▸ **Exercise directions**
Only one thing is required: the number of lines in the entries below that contain "which".

-*-

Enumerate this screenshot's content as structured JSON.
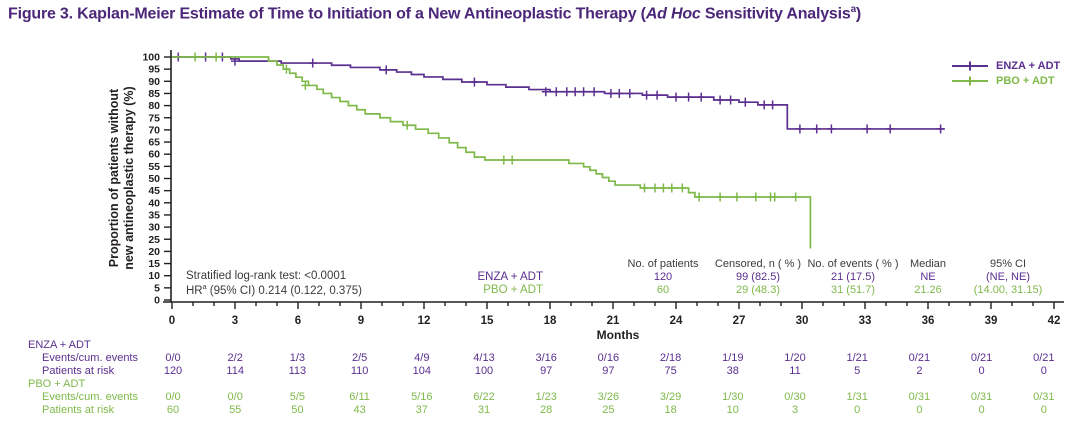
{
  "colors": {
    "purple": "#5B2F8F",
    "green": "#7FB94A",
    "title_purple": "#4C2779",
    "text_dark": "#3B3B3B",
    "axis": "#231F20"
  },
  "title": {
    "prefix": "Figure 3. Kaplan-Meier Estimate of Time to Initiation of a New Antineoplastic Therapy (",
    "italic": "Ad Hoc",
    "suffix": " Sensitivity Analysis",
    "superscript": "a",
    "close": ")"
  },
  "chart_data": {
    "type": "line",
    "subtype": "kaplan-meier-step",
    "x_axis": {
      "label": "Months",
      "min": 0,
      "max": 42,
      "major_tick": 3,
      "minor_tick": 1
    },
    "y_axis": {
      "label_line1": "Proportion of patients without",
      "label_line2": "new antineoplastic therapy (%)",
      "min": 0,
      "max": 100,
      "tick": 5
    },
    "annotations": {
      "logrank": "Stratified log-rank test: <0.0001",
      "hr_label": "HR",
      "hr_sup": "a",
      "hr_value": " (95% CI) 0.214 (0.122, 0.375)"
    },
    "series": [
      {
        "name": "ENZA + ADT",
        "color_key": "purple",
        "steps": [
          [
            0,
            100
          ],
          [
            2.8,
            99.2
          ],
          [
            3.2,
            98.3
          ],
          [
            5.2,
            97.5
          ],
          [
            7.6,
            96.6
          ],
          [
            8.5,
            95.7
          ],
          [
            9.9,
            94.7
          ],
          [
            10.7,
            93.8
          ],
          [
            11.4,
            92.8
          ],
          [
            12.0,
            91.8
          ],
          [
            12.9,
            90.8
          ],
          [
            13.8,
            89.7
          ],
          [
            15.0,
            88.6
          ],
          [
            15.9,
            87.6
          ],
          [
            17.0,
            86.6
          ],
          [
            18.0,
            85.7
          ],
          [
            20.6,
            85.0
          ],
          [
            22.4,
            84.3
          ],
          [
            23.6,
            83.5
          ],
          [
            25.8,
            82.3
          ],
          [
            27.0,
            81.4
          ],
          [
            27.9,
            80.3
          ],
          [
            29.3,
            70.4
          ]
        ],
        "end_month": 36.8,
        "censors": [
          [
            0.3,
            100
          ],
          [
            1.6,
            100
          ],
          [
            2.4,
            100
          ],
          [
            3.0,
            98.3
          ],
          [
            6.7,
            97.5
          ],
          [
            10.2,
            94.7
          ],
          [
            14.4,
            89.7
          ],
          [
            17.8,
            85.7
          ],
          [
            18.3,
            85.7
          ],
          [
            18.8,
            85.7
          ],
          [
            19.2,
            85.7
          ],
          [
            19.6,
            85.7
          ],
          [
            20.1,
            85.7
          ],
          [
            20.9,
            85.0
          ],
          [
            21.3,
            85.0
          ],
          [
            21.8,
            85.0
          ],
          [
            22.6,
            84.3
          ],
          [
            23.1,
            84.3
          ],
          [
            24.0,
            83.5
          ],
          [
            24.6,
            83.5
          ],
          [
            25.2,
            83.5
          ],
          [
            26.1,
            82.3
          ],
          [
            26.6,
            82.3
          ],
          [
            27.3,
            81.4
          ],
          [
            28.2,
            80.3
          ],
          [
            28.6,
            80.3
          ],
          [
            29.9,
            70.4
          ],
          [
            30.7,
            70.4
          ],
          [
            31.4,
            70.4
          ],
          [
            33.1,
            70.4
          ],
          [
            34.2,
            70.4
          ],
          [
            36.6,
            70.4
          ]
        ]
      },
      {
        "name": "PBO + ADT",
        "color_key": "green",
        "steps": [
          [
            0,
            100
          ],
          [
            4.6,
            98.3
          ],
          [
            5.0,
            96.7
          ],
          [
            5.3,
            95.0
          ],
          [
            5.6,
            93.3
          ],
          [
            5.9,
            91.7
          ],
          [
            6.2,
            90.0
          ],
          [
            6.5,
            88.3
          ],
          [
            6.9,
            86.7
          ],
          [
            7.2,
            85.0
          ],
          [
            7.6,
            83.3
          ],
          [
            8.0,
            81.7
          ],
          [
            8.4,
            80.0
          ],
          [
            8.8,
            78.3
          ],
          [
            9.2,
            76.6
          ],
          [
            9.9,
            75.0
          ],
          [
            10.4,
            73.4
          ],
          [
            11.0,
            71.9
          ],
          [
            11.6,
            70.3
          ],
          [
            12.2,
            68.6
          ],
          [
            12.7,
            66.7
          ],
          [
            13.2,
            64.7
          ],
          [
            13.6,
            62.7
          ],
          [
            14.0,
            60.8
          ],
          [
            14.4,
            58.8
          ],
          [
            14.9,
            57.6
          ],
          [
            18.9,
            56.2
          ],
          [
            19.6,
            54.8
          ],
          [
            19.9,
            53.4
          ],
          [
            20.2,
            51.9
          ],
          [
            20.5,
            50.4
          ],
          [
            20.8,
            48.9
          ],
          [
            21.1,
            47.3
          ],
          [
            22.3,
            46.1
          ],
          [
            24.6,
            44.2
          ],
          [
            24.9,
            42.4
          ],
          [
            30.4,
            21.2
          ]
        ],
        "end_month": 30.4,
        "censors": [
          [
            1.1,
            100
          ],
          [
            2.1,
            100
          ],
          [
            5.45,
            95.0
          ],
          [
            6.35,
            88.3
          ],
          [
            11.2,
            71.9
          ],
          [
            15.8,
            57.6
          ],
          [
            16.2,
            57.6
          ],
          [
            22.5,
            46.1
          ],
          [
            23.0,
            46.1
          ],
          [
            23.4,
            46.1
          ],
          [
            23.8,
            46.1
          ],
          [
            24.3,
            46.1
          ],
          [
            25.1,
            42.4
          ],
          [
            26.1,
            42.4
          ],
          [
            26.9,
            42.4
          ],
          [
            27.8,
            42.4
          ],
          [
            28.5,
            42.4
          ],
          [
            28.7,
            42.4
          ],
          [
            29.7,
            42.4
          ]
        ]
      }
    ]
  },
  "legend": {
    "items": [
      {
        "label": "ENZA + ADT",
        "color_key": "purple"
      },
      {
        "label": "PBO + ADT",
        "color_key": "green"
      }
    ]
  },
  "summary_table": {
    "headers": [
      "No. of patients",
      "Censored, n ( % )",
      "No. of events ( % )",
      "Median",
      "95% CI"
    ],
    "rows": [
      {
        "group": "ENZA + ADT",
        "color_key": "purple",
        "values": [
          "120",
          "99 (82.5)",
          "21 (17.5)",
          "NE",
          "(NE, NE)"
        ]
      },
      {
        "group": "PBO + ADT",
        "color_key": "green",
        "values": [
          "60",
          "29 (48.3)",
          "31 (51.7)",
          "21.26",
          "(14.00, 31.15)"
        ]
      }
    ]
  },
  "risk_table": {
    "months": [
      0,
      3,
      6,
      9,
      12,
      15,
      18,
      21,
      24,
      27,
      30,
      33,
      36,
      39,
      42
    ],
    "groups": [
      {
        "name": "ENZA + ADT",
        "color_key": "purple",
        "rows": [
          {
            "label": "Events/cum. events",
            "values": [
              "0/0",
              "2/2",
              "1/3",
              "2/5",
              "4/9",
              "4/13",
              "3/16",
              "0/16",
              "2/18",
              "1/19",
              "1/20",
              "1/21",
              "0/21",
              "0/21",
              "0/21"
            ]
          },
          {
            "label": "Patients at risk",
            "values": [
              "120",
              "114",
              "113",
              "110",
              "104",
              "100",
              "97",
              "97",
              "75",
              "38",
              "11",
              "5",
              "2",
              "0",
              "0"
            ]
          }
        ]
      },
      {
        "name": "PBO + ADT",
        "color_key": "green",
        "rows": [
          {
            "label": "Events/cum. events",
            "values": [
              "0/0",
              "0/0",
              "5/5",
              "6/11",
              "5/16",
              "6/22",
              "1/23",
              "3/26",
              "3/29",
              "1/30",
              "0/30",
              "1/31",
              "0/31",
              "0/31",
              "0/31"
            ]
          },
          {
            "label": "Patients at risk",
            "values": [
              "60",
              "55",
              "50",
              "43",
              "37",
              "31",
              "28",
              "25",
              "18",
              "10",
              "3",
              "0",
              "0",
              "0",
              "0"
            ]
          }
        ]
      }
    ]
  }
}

-*-

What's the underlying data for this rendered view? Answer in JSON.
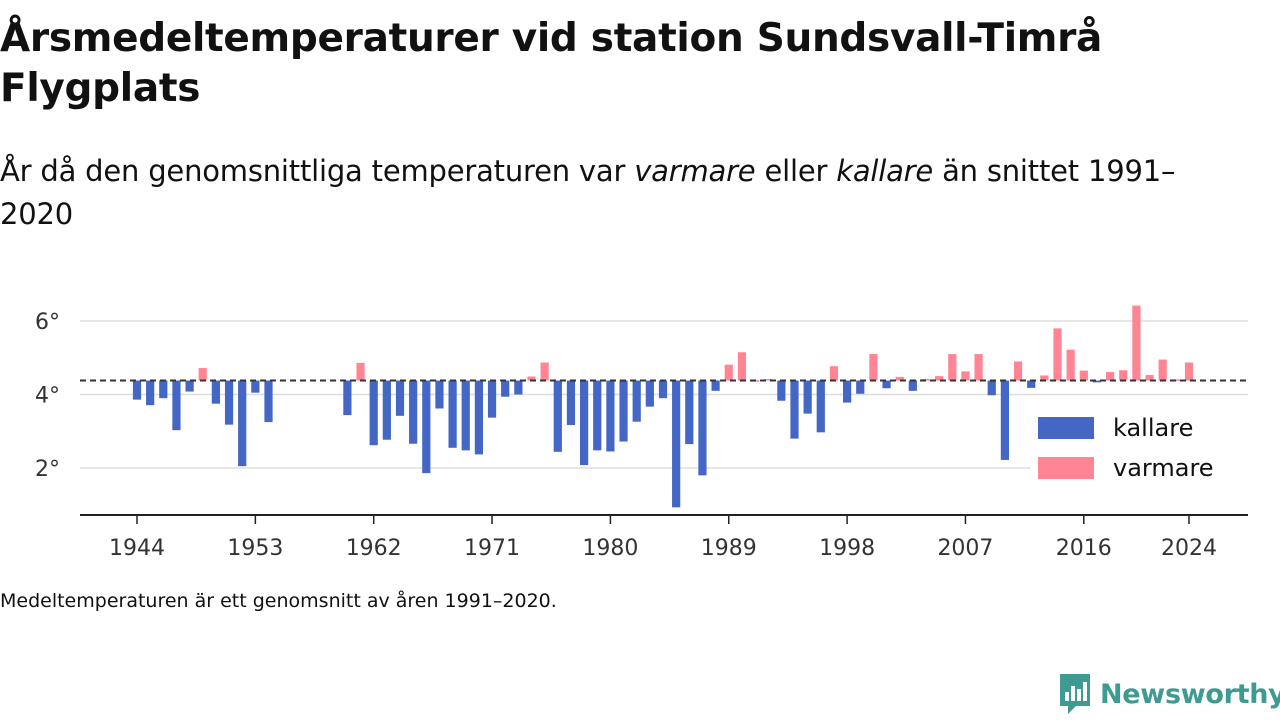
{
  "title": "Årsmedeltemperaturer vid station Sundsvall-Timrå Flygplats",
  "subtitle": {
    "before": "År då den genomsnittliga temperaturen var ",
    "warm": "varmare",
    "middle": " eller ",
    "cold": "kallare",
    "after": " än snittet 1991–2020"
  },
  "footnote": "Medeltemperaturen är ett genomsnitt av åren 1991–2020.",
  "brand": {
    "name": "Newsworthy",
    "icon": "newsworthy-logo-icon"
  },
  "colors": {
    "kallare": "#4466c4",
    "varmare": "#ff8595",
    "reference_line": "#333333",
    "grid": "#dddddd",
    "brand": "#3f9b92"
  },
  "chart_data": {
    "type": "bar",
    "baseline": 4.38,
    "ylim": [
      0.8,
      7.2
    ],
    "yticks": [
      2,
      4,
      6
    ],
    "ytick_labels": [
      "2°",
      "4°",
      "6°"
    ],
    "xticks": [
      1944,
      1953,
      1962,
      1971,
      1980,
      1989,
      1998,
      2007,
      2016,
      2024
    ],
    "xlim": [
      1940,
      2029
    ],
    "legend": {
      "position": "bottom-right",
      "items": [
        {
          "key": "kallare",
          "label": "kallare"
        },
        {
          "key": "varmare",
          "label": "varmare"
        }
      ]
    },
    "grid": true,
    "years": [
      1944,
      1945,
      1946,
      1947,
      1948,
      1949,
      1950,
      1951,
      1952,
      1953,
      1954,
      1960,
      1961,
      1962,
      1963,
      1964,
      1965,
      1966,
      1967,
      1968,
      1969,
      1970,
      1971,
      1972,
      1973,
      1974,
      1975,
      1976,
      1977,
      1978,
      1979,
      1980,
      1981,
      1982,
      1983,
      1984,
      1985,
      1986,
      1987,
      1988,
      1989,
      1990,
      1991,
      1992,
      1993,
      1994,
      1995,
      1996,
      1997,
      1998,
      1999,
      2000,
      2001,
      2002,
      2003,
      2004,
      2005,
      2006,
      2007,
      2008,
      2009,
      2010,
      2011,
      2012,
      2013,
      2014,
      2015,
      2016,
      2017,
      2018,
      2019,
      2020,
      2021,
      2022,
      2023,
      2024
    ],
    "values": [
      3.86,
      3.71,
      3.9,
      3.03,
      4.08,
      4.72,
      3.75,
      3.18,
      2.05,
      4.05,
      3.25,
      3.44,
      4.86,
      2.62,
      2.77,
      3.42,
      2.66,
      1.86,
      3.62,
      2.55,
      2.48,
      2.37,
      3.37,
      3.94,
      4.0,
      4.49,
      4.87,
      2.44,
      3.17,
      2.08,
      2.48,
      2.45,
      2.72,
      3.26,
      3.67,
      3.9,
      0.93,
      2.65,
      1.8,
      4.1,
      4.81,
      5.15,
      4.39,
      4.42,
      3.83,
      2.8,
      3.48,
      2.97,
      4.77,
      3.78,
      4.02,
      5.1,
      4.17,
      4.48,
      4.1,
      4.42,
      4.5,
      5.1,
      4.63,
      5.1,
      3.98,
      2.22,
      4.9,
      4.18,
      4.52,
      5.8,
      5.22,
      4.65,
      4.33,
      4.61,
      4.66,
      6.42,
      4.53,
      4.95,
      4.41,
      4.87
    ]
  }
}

-*-

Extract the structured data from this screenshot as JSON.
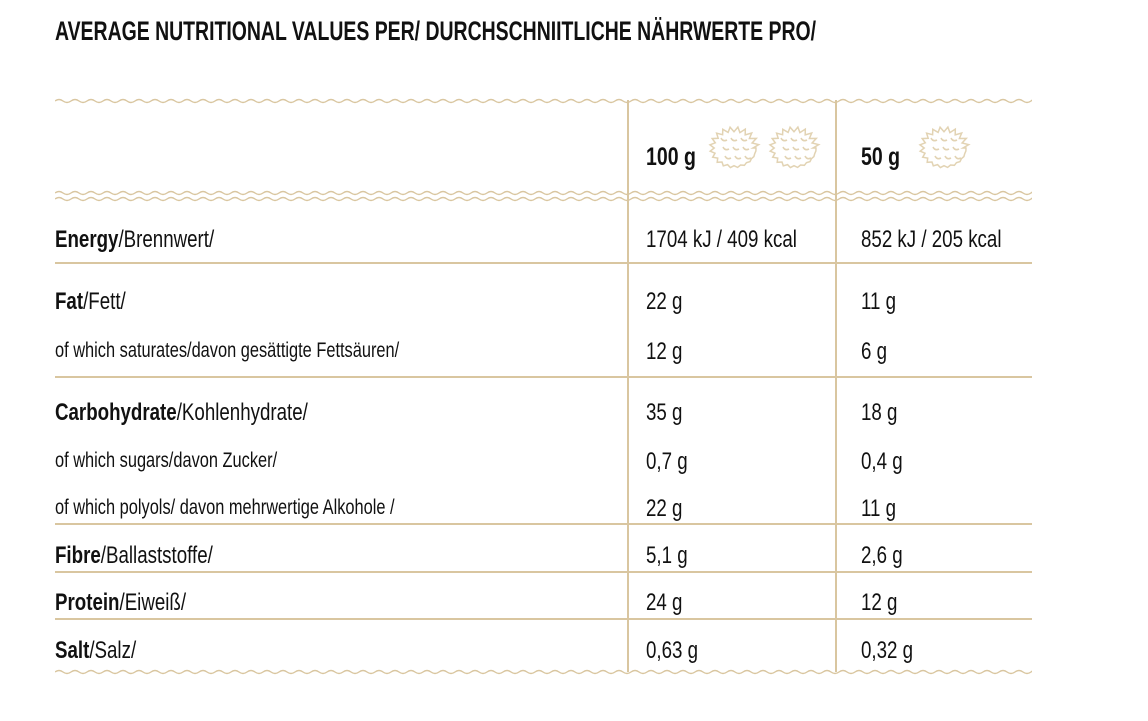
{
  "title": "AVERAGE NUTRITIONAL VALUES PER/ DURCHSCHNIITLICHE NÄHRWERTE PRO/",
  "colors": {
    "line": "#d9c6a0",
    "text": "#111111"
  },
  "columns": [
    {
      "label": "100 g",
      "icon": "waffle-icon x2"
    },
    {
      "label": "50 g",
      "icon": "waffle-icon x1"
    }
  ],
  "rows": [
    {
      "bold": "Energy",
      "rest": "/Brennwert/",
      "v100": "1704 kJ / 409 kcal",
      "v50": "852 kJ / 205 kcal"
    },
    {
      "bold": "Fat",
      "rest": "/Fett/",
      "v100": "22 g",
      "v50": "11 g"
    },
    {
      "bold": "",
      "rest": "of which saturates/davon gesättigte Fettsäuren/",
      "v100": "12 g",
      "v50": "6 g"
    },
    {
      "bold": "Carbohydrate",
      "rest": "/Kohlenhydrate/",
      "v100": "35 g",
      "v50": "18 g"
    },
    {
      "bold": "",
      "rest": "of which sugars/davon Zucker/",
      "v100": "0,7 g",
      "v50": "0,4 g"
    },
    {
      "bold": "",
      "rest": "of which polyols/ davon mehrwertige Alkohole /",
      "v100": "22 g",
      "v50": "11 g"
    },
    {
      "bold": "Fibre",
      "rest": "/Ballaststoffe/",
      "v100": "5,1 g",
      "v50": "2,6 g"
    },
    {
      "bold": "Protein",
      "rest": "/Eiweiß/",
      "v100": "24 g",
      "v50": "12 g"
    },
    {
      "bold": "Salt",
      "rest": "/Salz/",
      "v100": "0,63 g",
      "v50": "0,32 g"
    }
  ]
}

-*-

▸ **Reply to the task**
3